# YOUR OBJECTIVE:
Format the lines of every record below as a numbered list, leaving out any blank lines.

[Coordinate annotation records]
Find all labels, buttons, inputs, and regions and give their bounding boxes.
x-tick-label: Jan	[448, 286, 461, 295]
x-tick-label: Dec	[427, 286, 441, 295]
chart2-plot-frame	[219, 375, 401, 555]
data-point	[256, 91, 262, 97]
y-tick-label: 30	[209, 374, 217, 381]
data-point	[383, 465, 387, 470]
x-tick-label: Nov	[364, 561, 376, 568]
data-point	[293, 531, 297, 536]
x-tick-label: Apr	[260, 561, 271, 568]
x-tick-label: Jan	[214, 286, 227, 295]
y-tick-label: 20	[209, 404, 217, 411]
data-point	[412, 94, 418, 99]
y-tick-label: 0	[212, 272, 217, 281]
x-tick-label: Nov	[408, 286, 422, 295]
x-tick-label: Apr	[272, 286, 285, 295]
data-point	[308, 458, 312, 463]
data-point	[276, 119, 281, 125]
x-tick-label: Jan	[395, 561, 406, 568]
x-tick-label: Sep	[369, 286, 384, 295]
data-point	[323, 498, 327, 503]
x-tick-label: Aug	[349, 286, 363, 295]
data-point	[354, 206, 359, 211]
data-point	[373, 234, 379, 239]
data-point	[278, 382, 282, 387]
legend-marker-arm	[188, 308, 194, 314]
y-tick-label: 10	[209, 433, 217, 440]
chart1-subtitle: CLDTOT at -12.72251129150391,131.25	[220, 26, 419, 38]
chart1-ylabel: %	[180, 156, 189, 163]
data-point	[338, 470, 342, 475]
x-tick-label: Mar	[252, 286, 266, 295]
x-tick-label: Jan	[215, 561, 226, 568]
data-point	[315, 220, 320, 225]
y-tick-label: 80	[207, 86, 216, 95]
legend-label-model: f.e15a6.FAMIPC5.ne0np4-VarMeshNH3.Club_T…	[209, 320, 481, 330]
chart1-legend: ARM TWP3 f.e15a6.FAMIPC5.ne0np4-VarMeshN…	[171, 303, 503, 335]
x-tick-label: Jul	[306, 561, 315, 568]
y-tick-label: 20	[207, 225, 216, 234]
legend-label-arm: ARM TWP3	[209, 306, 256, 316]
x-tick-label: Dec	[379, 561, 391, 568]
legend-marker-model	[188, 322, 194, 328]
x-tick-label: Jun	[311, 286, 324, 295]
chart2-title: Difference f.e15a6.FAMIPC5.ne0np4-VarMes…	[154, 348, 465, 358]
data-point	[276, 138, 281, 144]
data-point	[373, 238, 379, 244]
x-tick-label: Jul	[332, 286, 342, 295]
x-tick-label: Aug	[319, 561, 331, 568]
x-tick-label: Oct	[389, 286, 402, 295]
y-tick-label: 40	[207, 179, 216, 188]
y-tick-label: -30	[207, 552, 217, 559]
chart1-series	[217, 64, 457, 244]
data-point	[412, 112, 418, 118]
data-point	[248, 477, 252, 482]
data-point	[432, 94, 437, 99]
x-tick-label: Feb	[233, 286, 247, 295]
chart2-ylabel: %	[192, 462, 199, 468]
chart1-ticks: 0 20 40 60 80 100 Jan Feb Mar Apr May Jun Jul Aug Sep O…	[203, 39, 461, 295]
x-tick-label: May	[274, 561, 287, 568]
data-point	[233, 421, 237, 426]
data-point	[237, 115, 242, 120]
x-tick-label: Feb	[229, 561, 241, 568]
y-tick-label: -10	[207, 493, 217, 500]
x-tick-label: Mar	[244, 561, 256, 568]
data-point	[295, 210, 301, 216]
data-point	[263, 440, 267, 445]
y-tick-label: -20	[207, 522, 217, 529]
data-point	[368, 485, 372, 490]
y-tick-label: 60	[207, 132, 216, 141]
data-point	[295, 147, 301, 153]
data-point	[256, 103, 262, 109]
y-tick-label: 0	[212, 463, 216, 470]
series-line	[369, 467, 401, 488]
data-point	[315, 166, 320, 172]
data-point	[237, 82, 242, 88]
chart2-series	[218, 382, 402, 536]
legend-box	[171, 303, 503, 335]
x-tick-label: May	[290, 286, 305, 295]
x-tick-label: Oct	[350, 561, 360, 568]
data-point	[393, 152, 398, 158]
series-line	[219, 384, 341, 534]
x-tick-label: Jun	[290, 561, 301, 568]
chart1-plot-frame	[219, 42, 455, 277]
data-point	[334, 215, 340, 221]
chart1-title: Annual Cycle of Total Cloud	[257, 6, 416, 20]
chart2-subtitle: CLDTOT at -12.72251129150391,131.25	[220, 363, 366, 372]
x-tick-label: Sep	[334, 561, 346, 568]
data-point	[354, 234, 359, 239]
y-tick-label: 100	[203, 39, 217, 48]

# RESPONSE TO THE EXERCISE:
1. Find all labels, buttons, inputs, and regions and give their bounding boxes.
2. x-tick-label: Jan	[448, 286, 461, 295]
3. x-tick-label: Dec	[427, 286, 441, 295]
4. chart2-plot-frame	[219, 375, 401, 555]
5. data-point	[256, 91, 262, 97]
6. y-tick-label: 30	[209, 374, 217, 381]
7. data-point	[383, 465, 387, 470]
8. x-tick-label: Nov	[364, 561, 376, 568]
9. data-point	[293, 531, 297, 536]
10. x-tick-label: Apr	[260, 561, 271, 568]
11. x-tick-label: Jan	[214, 286, 227, 295]
12. y-tick-label: 20	[209, 404, 217, 411]
13. data-point	[412, 94, 418, 99]
14. y-tick-label: 0	[212, 272, 217, 281]
15. x-tick-label: Nov	[408, 286, 422, 295]
16. x-tick-label: Apr	[272, 286, 285, 295]
17. data-point	[308, 458, 312, 463]
18. data-point	[276, 119, 281, 125]
19. x-tick-label: Jan	[395, 561, 406, 568]
20. x-tick-label: Sep	[369, 286, 384, 295]
21. data-point	[323, 498, 327, 503]
22. x-tick-label: Aug	[349, 286, 363, 295]
23. data-point	[354, 206, 359, 211]
24. data-point	[373, 234, 379, 239]
25. data-point	[278, 382, 282, 387]
26. legend-marker-arm	[188, 308, 194, 314]
27. y-tick-label: 10	[209, 433, 217, 440]
28. chart1-subtitle: CLDTOT at -12.72251129150391,131.25	[220, 26, 419, 38]
29. chart1-ylabel: %	[180, 156, 189, 163]
30. data-point	[338, 470, 342, 475]
31. x-tick-label: Mar	[252, 286, 266, 295]
32. x-tick-label: Jan	[215, 561, 226, 568]
33. data-point	[315, 220, 320, 225]
34. y-tick-label: 80	[207, 86, 216, 95]
35. legend-label-model: f.e15a6.FAMIPC5.ne0np4-VarMeshNH3.Club_T…	[209, 320, 481, 330]
36. chart1-legend: ARM TWP3 f.e15a6.FAMIPC5.ne0np4-VarMeshN…	[171, 303, 503, 335]
37. x-tick-label: Jul	[306, 561, 315, 568]
38. y-tick-label: 20	[207, 225, 216, 234]
39. legend-label-arm: ARM TWP3	[209, 306, 256, 316]
40. x-tick-label: Dec	[379, 561, 391, 568]
41. legend-marker-model	[188, 322, 194, 328]
42. x-tick-label: Jun	[311, 286, 324, 295]
43. chart2-title: Difference f.e15a6.FAMIPC5.ne0np4-VarMes…	[154, 348, 465, 358]
44. data-point	[276, 138, 281, 144]
45. data-point	[373, 238, 379, 244]
46. x-tick-label: Jul	[332, 286, 342, 295]
47. x-tick-label: Aug	[319, 561, 331, 568]
48. x-tick-label: Oct	[389, 286, 402, 295]
49. y-tick-label: 40	[207, 179, 216, 188]
50. y-tick-label: -30	[207, 552, 217, 559]
51. chart1-series	[217, 64, 457, 244]
52. data-point	[412, 112, 418, 118]
53. data-point	[248, 477, 252, 482]
54. data-point	[432, 94, 437, 99]
55. x-tick-label: Feb	[233, 286, 247, 295]
56. chart2-ylabel: %	[192, 462, 199, 468]
57. chart1-ticks: 0 20 40 60 80 100 Jan Feb Mar Apr May Jun Jul Aug Sep O…	[203, 39, 461, 295]
58. x-tick-label: May	[274, 561, 287, 568]
59. data-point	[233, 421, 237, 426]
60. data-point	[237, 115, 242, 120]
61. x-tick-label: Feb	[229, 561, 241, 568]
62. y-tick-label: -10	[207, 493, 217, 500]
63. x-tick-label: Mar	[244, 561, 256, 568]
64. data-point	[295, 210, 301, 216]
65. data-point	[263, 440, 267, 445]
66. y-tick-label: -20	[207, 522, 217, 529]
67. data-point	[368, 485, 372, 490]
68. y-tick-label: 60	[207, 132, 216, 141]
69. data-point	[295, 147, 301, 153]
70. data-point	[256, 103, 262, 109]
71. y-tick-label: 0	[212, 463, 216, 470]
72. series-line	[369, 467, 401, 488]
73. data-point	[315, 166, 320, 172]
74. data-point	[237, 82, 242, 88]
75. chart2-series	[218, 382, 402, 536]
76. legend-box	[171, 303, 503, 335]
77. x-tick-label: May	[290, 286, 305, 295]
78. x-tick-label: Oct	[350, 561, 360, 568]
79. data-point	[393, 152, 398, 158]
80. series-line	[219, 384, 341, 534]
81. x-tick-label: Jun	[290, 561, 301, 568]
82. chart1-plot-frame	[219, 42, 455, 277]
83. data-point	[334, 215, 340, 221]
84. chart1-title: Annual Cycle of Total Cloud	[257, 6, 416, 20]
85. chart2-subtitle: CLDTOT at -12.72251129150391,131.25	[220, 363, 366, 372]
86. x-tick-label: Sep	[334, 561, 346, 568]
87. data-point	[354, 234, 359, 239]
88. y-tick-label: 100	[203, 39, 217, 48]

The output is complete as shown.